[Supplied records]
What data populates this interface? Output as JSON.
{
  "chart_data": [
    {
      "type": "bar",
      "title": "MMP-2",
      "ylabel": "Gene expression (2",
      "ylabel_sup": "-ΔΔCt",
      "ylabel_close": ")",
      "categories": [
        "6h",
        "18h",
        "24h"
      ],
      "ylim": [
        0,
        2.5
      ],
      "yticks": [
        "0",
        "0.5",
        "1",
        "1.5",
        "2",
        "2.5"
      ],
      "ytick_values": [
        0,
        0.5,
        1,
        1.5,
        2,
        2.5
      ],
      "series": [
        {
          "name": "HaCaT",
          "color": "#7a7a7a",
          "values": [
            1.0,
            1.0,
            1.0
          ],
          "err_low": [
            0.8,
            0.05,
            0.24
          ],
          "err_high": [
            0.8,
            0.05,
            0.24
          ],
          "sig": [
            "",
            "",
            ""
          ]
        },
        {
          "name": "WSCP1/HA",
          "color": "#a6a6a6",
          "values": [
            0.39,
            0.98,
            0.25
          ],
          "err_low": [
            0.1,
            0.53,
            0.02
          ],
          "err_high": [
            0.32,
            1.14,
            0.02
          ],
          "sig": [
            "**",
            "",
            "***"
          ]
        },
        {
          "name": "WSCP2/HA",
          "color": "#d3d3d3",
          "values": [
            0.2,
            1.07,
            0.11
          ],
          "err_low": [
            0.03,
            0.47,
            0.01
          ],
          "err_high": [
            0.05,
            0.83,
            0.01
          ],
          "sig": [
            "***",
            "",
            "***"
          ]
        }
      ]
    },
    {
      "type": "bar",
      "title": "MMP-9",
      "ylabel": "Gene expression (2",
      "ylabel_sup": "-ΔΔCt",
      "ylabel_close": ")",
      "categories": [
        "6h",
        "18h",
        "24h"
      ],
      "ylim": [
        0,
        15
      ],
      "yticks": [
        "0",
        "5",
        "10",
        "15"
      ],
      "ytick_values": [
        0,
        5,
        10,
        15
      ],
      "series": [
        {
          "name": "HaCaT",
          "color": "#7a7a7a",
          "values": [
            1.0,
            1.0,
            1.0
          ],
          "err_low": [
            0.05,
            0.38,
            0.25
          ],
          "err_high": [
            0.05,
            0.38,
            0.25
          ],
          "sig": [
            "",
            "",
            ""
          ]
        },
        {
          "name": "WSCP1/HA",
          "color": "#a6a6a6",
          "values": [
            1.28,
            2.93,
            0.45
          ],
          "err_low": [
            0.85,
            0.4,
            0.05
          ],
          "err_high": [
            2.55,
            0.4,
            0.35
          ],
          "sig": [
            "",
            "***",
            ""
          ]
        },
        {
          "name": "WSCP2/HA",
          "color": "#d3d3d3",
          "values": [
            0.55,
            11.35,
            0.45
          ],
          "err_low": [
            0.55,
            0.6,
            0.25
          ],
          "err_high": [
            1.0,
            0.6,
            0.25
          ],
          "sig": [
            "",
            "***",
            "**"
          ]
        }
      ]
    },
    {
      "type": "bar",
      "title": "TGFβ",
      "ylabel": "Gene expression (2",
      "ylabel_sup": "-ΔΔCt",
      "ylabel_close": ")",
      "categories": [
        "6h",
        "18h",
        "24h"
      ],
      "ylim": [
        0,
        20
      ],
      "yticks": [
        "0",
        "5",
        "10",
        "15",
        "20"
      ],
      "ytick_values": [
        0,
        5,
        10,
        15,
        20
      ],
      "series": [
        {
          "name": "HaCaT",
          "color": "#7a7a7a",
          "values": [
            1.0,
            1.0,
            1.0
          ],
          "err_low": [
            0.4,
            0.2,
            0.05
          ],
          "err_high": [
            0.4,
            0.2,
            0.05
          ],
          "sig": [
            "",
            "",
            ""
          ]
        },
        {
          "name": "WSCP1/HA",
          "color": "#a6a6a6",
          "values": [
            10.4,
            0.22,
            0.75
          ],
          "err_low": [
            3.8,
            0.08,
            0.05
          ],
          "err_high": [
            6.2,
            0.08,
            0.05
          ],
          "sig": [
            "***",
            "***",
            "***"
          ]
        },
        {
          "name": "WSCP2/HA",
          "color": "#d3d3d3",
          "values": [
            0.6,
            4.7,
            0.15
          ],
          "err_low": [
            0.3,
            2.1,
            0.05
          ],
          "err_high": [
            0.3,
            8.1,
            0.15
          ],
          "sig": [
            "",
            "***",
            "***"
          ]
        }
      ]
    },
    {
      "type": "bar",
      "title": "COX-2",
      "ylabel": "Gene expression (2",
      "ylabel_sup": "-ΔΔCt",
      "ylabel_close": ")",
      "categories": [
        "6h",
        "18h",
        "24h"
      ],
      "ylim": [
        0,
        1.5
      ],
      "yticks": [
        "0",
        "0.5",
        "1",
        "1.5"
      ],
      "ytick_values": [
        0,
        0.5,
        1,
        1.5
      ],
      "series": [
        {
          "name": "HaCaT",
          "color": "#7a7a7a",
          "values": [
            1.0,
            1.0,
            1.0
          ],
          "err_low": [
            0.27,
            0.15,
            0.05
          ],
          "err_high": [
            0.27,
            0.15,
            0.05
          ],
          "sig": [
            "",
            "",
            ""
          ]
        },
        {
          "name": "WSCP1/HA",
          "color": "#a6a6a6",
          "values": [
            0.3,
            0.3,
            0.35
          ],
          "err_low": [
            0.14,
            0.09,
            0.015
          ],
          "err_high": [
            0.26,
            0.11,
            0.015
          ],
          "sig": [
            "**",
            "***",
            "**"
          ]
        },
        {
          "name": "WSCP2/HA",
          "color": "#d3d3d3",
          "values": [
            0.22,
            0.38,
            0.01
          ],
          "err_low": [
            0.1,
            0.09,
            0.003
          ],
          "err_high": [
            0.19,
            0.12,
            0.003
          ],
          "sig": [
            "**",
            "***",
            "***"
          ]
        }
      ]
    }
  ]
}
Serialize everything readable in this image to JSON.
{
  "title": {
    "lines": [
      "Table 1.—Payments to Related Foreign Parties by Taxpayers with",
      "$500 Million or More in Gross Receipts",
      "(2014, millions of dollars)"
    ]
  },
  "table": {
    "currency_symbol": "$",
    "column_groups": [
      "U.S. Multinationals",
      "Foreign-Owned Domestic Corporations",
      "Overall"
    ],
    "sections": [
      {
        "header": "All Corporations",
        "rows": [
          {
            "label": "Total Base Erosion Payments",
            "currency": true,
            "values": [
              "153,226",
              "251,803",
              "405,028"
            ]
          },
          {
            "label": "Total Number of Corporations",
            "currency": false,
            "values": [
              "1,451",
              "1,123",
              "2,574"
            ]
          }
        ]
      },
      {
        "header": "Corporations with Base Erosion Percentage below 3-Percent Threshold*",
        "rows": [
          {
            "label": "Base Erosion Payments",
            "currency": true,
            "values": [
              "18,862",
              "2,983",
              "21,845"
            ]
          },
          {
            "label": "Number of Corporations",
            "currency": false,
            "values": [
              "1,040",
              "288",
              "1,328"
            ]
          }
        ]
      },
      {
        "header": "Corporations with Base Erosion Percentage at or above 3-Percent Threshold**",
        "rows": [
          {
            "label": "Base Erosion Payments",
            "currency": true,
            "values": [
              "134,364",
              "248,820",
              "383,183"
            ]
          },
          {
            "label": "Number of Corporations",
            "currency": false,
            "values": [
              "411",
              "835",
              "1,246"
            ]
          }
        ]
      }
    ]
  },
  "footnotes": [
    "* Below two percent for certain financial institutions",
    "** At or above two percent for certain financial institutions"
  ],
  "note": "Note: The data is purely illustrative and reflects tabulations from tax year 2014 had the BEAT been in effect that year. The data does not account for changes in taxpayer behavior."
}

[Directive] Take the data above and return it exactly.

[Expected answer]
What data populates this interface? Output as JSON.
{
  "chart_data": [
    {
      "type": "bar",
      "title": "MMP-2",
      "ylabel": "Gene expression (2",
      "ylabel_sup": "-ΔΔCt",
      "ylabel_close": ")",
      "categories": [
        "6h",
        "18h",
        "24h"
      ],
      "ylim": [
        0,
        2.5
      ],
      "yticks": [
        "0",
        "0.5",
        "1",
        "1.5",
        "2",
        "2.5"
      ],
      "ytick_values": [
        0,
        0.5,
        1,
        1.5,
        2,
        2.5
      ],
      "series": [
        {
          "name": "HaCaT",
          "color": "#7a7a7a",
          "values": [
            1.0,
            1.0,
            1.0
          ],
          "err_low": [
            0.8,
            0.05,
            0.24
          ],
          "err_high": [
            0.8,
            0.05,
            0.24
          ],
          "sig": [
            "",
            "",
            ""
          ]
        },
        {
          "name": "WSCP1/HA",
          "color": "#a6a6a6",
          "values": [
            0.39,
            0.98,
            0.25
          ],
          "err_low": [
            0.1,
            0.53,
            0.02
          ],
          "err_high": [
            0.32,
            1.14,
            0.02
          ],
          "sig": [
            "**",
            "",
            "***"
          ]
        },
        {
          "name": "WSCP2/HA",
          "color": "#d3d3d3",
          "values": [
            0.2,
            1.07,
            0.11
          ],
          "err_low": [
            0.03,
            0.47,
            0.01
          ],
          "err_high": [
            0.05,
            0.83,
            0.01
          ],
          "sig": [
            "***",
            "",
            "***"
          ]
        }
      ]
    },
    {
      "type": "bar",
      "title": "MMP-9",
      "ylabel": "Gene expression (2",
      "ylabel_sup": "-ΔΔCt",
      "ylabel_close": ")",
      "categories": [
        "6h",
        "18h",
        "24h"
      ],
      "ylim": [
        0,
        15
      ],
      "yticks": [
        "0",
        "5",
        "10",
        "15"
      ],
      "ytick_values": [
        0,
        5,
        10,
        15
      ],
      "series": [
        {
          "name": "HaCaT",
          "color": "#7a7a7a",
          "values": [
            1.0,
            1.0,
            1.0
          ],
          "err_low": [
            0.05,
            0.38,
            0.25
          ],
          "err_high": [
            0.05,
            0.38,
            0.25
          ],
          "sig": [
            "",
            "",
            ""
          ]
        },
        {
          "name": "WSCP1/HA",
          "color": "#a6a6a6",
          "values": [
            1.28,
            2.93,
            0.45
          ],
          "err_low": [
            0.85,
            0.4,
            0.05
          ],
          "err_high": [
            2.55,
            0.4,
            0.35
          ],
          "sig": [
            "",
            "***",
            ""
          ]
        },
        {
          "name": "WSCP2/HA",
          "color": "#d3d3d3",
          "values": [
            0.55,
            11.35,
            0.45
          ],
          "err_low": [
            0.55,
            0.6,
            0.25
          ],
          "err_high": [
            1.0,
            0.6,
            0.25
          ],
          "sig": [
            "",
            "***",
            "**"
          ]
        }
      ]
    },
    {
      "type": "bar",
      "title": "TGFβ",
      "ylabel": "Gene expression (2",
      "ylabel_sup": "-ΔΔCt",
      "ylabel_close": ")",
      "categories": [
        "6h",
        "18h",
        "24h"
      ],
      "ylim": [
        0,
        20
      ],
      "yticks": [
        "0",
        "5",
        "10",
        "15",
        "20"
      ],
      "ytick_values": [
        0,
        5,
        10,
        15,
        20
      ],
      "series": [
        {
          "name": "HaCaT",
          "color": "#7a7a7a",
          "values": [
            1.0,
            1.0,
            1.0
          ],
          "err_low": [
            0.4,
            0.2,
            0.05
          ],
          "err_high": [
            0.4,
            0.2,
            0.05
          ],
          "sig": [
            "",
            "",
            ""
          ]
        },
        {
          "name": "WSCP1/HA",
          "color": "#a6a6a6",
          "values": [
            10.4,
            0.22,
            0.75
          ],
          "err_low": [
            3.8,
            0.08,
            0.05
          ],
          "err_high": [
            6.2,
            0.08,
            0.05
          ],
          "sig": [
            "***",
            "***",
            "***"
          ]
        },
        {
          "name": "WSCP2/HA",
          "color": "#d3d3d3",
          "values": [
            0.6,
            4.7,
            0.15
          ],
          "err_low": [
            0.3,
            2.1,
            0.05
          ],
          "err_high": [
            0.3,
            8.1,
            0.15
          ],
          "sig": [
            "",
            "***",
            "***"
          ]
        }
      ]
    },
    {
      "type": "bar",
      "title": "COX-2",
      "ylabel": "Gene expression (2",
      "ylabel_sup": "-ΔΔCt",
      "ylabel_close": ")",
      "categories": [
        "6h",
        "18h",
        "24h"
      ],
      "ylim": [
        0,
        1.5
      ],
      "yticks": [
        "0",
        "0.5",
        "1",
        "1.5"
      ],
      "ytick_values": [
        0,
        0.5,
        1,
        1.5
      ],
      "series": [
        {
          "name": "HaCaT",
          "color": "#7a7a7a",
          "values": [
            1.0,
            1.0,
            1.0
          ],
          "err_low": [
            0.27,
            0.15,
            0.05
          ],
          "err_high": [
            0.27,
            0.15,
            0.05
          ],
          "sig": [
            "",
            "",
            ""
          ]
        },
        {
          "name": "WSCP1/HA",
          "color": "#a6a6a6",
          "values": [
            0.3,
            0.3,
            0.35
          ],
          "err_low": [
            0.14,
            0.09,
            0.015
          ],
          "err_high": [
            0.26,
            0.11,
            0.015
          ],
          "sig": [
            "**",
            "***",
            "**"
          ]
        },
        {
          "name": "WSCP2/HA",
          "color": "#d3d3d3",
          "values": [
            0.22,
            0.38,
            0.01
          ],
          "err_low": [
            0.1,
            0.09,
            0.003
          ],
          "err_high": [
            0.19,
            0.12,
            0.003
          ],
          "sig": [
            "**",
            "***",
            "***"
          ]
        }
      ]
    }
  ]
}
Serialize everything readable in this image to JSON.
{
  "title": {
    "lines": [
      "Table 1.—Payments to Related Foreign Parties by Taxpayers with",
      "$500 Million or More in Gross Receipts",
      "(2014, millions of dollars)"
    ]
  },
  "table": {
    "currency_symbol": "$",
    "column_groups": [
      "U.S. Multinationals",
      "Foreign-Owned Domestic Corporations",
      "Overall"
    ],
    "sections": [
      {
        "header": "All Corporations",
        "rows": [
          {
            "label": "Total Base Erosion Payments",
            "currency": true,
            "values": [
              "153,226",
              "251,803",
              "405,028"
            ]
          },
          {
            "label": "Total Number of Corporations",
            "currency": false,
            "values": [
              "1,451",
              "1,123",
              "2,574"
            ]
          }
        ]
      },
      {
        "header": "Corporations with Base Erosion Percentage below 3-Percent Threshold*",
        "rows": [
          {
            "label": "Base Erosion Payments",
            "currency": true,
            "values": [
              "18,862",
              "2,983",
              "21,845"
            ]
          },
          {
            "label": "Number of Corporations",
            "currency": false,
            "values": [
              "1,040",
              "288",
              "1,328"
            ]
          }
        ]
      },
      {
        "header": "Corporations with Base Erosion Percentage at or above 3-Percent Threshold**",
        "rows": [
          {
            "label": "Base Erosion Payments",
            "currency": true,
            "values": [
              "134,364",
              "248,820",
              "383,183"
            ]
          },
          {
            "label": "Number of Corporations",
            "currency": false,
            "values": [
              "411",
              "835",
              "1,246"
            ]
          }
        ]
      }
    ]
  },
  "footnotes": [
    "* Below two percent for certain financial institutions",
    "** At or above two percent for certain financial institutions"
  ],
  "note": "Note: The data is purely illustrative and reflects tabulations from tax year 2014 had the BEAT been in effect that year. The data does not account for changes in taxpayer behavior."
}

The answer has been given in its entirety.